**Short exercise:** Make an exact copy of the lines below.

**Record extracts:**
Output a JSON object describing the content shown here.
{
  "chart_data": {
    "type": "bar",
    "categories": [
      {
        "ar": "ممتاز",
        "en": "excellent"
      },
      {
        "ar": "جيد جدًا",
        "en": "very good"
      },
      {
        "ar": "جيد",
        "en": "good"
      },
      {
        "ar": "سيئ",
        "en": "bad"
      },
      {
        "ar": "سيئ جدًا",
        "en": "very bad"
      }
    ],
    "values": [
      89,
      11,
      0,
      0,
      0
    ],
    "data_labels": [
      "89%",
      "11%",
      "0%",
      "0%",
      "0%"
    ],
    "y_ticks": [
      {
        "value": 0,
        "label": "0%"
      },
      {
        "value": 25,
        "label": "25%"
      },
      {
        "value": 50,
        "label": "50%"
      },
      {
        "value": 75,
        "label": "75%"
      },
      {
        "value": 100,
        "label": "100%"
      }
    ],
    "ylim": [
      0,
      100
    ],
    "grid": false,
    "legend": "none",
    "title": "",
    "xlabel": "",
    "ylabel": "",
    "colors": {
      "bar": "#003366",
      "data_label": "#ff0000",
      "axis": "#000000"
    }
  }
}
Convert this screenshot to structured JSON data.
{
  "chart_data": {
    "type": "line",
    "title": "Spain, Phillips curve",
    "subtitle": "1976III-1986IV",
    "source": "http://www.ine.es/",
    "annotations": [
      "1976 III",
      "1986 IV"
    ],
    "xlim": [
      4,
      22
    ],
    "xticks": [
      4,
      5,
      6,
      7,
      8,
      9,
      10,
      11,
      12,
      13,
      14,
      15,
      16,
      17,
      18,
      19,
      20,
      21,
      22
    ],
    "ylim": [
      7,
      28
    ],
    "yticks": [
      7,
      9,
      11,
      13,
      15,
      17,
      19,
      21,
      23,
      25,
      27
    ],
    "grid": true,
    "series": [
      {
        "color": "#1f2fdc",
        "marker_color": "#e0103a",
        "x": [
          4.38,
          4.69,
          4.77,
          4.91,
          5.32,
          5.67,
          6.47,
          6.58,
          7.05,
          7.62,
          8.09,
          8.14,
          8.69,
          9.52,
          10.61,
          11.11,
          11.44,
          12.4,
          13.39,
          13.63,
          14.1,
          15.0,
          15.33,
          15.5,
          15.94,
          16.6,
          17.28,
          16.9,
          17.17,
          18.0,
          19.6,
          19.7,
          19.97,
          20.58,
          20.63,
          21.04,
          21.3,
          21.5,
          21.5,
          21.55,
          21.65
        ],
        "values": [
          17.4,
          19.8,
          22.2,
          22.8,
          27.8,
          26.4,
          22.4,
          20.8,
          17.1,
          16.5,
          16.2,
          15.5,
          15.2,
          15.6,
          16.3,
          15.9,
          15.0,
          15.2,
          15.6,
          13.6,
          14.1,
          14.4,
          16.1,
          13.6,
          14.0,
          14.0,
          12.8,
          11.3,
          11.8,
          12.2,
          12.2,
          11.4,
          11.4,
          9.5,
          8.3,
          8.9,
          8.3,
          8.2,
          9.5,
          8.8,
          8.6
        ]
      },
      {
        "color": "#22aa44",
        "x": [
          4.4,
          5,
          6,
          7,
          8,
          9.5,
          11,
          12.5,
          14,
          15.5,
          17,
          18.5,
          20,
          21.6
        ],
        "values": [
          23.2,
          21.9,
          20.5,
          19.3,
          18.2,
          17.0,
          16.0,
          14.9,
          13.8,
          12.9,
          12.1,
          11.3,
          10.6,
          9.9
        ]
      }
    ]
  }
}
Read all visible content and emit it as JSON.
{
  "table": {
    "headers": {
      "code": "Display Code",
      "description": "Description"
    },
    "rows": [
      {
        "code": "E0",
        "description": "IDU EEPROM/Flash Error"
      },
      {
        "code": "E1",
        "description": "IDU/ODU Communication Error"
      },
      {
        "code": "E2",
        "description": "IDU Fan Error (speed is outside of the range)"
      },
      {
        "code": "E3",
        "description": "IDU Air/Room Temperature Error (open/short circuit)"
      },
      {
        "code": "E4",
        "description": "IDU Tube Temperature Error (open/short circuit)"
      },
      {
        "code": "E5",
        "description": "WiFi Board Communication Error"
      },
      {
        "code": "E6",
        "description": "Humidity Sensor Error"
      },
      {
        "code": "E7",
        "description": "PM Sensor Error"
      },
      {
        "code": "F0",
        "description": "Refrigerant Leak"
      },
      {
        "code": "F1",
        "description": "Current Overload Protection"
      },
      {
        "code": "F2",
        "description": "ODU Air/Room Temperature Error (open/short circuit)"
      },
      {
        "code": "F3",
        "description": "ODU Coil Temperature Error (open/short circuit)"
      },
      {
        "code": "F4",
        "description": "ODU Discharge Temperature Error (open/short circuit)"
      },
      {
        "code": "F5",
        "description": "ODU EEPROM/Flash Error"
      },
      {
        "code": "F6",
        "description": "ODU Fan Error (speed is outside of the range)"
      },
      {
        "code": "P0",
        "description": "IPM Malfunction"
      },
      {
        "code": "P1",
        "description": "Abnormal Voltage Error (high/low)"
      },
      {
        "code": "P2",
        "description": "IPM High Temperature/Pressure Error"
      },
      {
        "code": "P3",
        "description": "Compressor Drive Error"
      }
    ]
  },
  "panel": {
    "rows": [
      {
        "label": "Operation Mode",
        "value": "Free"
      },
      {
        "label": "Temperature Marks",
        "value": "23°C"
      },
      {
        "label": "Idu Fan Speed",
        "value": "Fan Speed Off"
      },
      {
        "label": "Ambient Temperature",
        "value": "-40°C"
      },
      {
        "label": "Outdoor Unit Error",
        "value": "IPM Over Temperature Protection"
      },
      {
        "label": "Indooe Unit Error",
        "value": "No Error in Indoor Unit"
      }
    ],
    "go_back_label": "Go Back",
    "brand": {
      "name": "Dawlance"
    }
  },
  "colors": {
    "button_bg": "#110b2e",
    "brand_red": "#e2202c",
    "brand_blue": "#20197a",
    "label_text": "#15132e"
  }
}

**Complete answer:**
Output a JSON object describing the content shown here.
{
  "chart_data": {
    "type": "bar",
    "categories": [
      {
        "ar": "ممتاز",
        "en": "excellent"
      },
      {
        "ar": "جيد جدًا",
        "en": "very good"
      },
      {
        "ar": "جيد",
        "en": "good"
      },
      {
        "ar": "سيئ",
        "en": "bad"
      },
      {
        "ar": "سيئ جدًا",
        "en": "very bad"
      }
    ],
    "values": [
      89,
      11,
      0,
      0,
      0
    ],
    "data_labels": [
      "89%",
      "11%",
      "0%",
      "0%",
      "0%"
    ],
    "y_ticks": [
      {
        "value": 0,
        "label": "0%"
      },
      {
        "value": 25,
        "label": "25%"
      },
      {
        "value": 50,
        "label": "50%"
      },
      {
        "value": 75,
        "label": "75%"
      },
      {
        "value": 100,
        "label": "100%"
      }
    ],
    "ylim": [
      0,
      100
    ],
    "grid": false,
    "legend": "none",
    "title": "",
    "xlabel": "",
    "ylabel": "",
    "colors": {
      "bar": "#003366",
      "data_label": "#ff0000",
      "axis": "#000000"
    }
  }
}
Convert this screenshot to structured JSON data.
{
  "chart_data": {
    "type": "line",
    "title": "Spain, Phillips curve",
    "subtitle": "1976III-1986IV",
    "source": "http://www.ine.es/",
    "annotations": [
      "1976 III",
      "1986 IV"
    ],
    "xlim": [
      4,
      22
    ],
    "xticks": [
      4,
      5,
      6,
      7,
      8,
      9,
      10,
      11,
      12,
      13,
      14,
      15,
      16,
      17,
      18,
      19,
      20,
      21,
      22
    ],
    "ylim": [
      7,
      28
    ],
    "yticks": [
      7,
      9,
      11,
      13,
      15,
      17,
      19,
      21,
      23,
      25,
      27
    ],
    "grid": true,
    "series": [
      {
        "color": "#1f2fdc",
        "marker_color": "#e0103a",
        "x": [
          4.38,
          4.69,
          4.77,
          4.91,
          5.32,
          5.67,
          6.47,
          6.58,
          7.05,
          7.62,
          8.09,
          8.14,
          8.69,
          9.52,
          10.61,
          11.11,
          11.44,
          12.4,
          13.39,
          13.63,
          14.1,
          15.0,
          15.33,
          15.5,
          15.94,
          16.6,
          17.28,
          16.9,
          17.17,
          18.0,
          19.6,
          19.7,
          19.97,
          20.58,
          20.63,
          21.04,
          21.3,
          21.5,
          21.5,
          21.55,
          21.65
        ],
        "values": [
          17.4,
          19.8,
          22.2,
          22.8,
          27.8,
          26.4,
          22.4,
          20.8,
          17.1,
          16.5,
          16.2,
          15.5,
          15.2,
          15.6,
          16.3,
          15.9,
          15.0,
          15.2,
          15.6,
          13.6,
          14.1,
          14.4,
          16.1,
          13.6,
          14.0,
          14.0,
          12.8,
          11.3,
          11.8,
          12.2,
          12.2,
          11.4,
          11.4,
          9.5,
          8.3,
          8.9,
          8.3,
          8.2,
          9.5,
          8.8,
          8.6
        ]
      },
      {
        "color": "#22aa44",
        "x": [
          4.4,
          5,
          6,
          7,
          8,
          9.5,
          11,
          12.5,
          14,
          15.5,
          17,
          18.5,
          20,
          21.6
        ],
        "values": [
          23.2,
          21.9,
          20.5,
          19.3,
          18.2,
          17.0,
          16.0,
          14.9,
          13.8,
          12.9,
          12.1,
          11.3,
          10.6,
          9.9
        ]
      }
    ]
  }
}
Read all visible content and emit it as JSON.
{
  "table": {
    "headers": {
      "code": "Display Code",
      "description": "Description"
    },
    "rows": [
      {
        "code": "E0",
        "description": "IDU EEPROM/Flash Error"
      },
      {
        "code": "E1",
        "description": "IDU/ODU Communication Error"
      },
      {
        "code": "E2",
        "description": "IDU Fan Error (speed is outside of the range)"
      },
      {
        "code": "E3",
        "description": "IDU Air/Room Temperature Error (open/short circuit)"
      },
      {
        "code": "E4",
        "description": "IDU Tube Temperature Error (open/short circuit)"
      },
      {
        "code": "E5",
        "description": "WiFi Board Communication Error"
      },
      {
        "code": "E6",
        "description": "Humidity Sensor Error"
      },
      {
        "code": "E7",
        "description": "PM Sensor Error"
      },
      {
        "code": "F0",
        "description": "Refrigerant Leak"
      },
      {
        "code": "F1",
        "description": "Current Overload Protection"
      },
      {
        "code": "F2",
        "description": "ODU Air/Room Temperature Error (open/short circuit)"
      },
      {
        "code": "F3",
        "description": "ODU Coil Temperature Error (open/short circuit)"
      },
      {
        "code": "F4",
        "description": "ODU Discharge Temperature Error (open/short circuit)"
      },
      {
        "code": "F5",
        "description": "ODU EEPROM/Flash Error"
      },
      {
        "code": "F6",
        "description": "ODU Fan Error (speed is outside of the range)"
      },
      {
        "code": "P0",
        "description": "IPM Malfunction"
      },
      {
        "code": "P1",
        "description": "Abnormal Voltage Error (high/low)"
      },
      {
        "code": "P2",
        "description": "IPM High Temperature/Pressure Error"
      },
      {
        "code": "P3",
        "description": "Compressor Drive Error"
      }
    ]
  },
  "panel": {
    "rows": [
      {
        "label": "Operation Mode",
        "value": "Free"
      },
      {
        "label": "Temperature Marks",
        "value": "23°C"
      },
      {
        "label": "Idu Fan Speed",
        "value": "Fan Speed Off"
      },
      {
        "label": "Ambient Temperature",
        "value": "-40°C"
      },
      {
        "label": "Outdoor Unit Error",
        "value": "IPM Over Temperature Protection"
      },
      {
        "label": "Indooe Unit Error",
        "value": "No Error in Indoor Unit"
      }
    ],
    "go_back_label": "Go Back",
    "brand": {
      "name": "Dawlance"
    }
  },
  "colors": {
    "button_bg": "#110b2e",
    "brand_red": "#e2202c",
    "brand_blue": "#20197a",
    "label_text": "#15132e"
  }
}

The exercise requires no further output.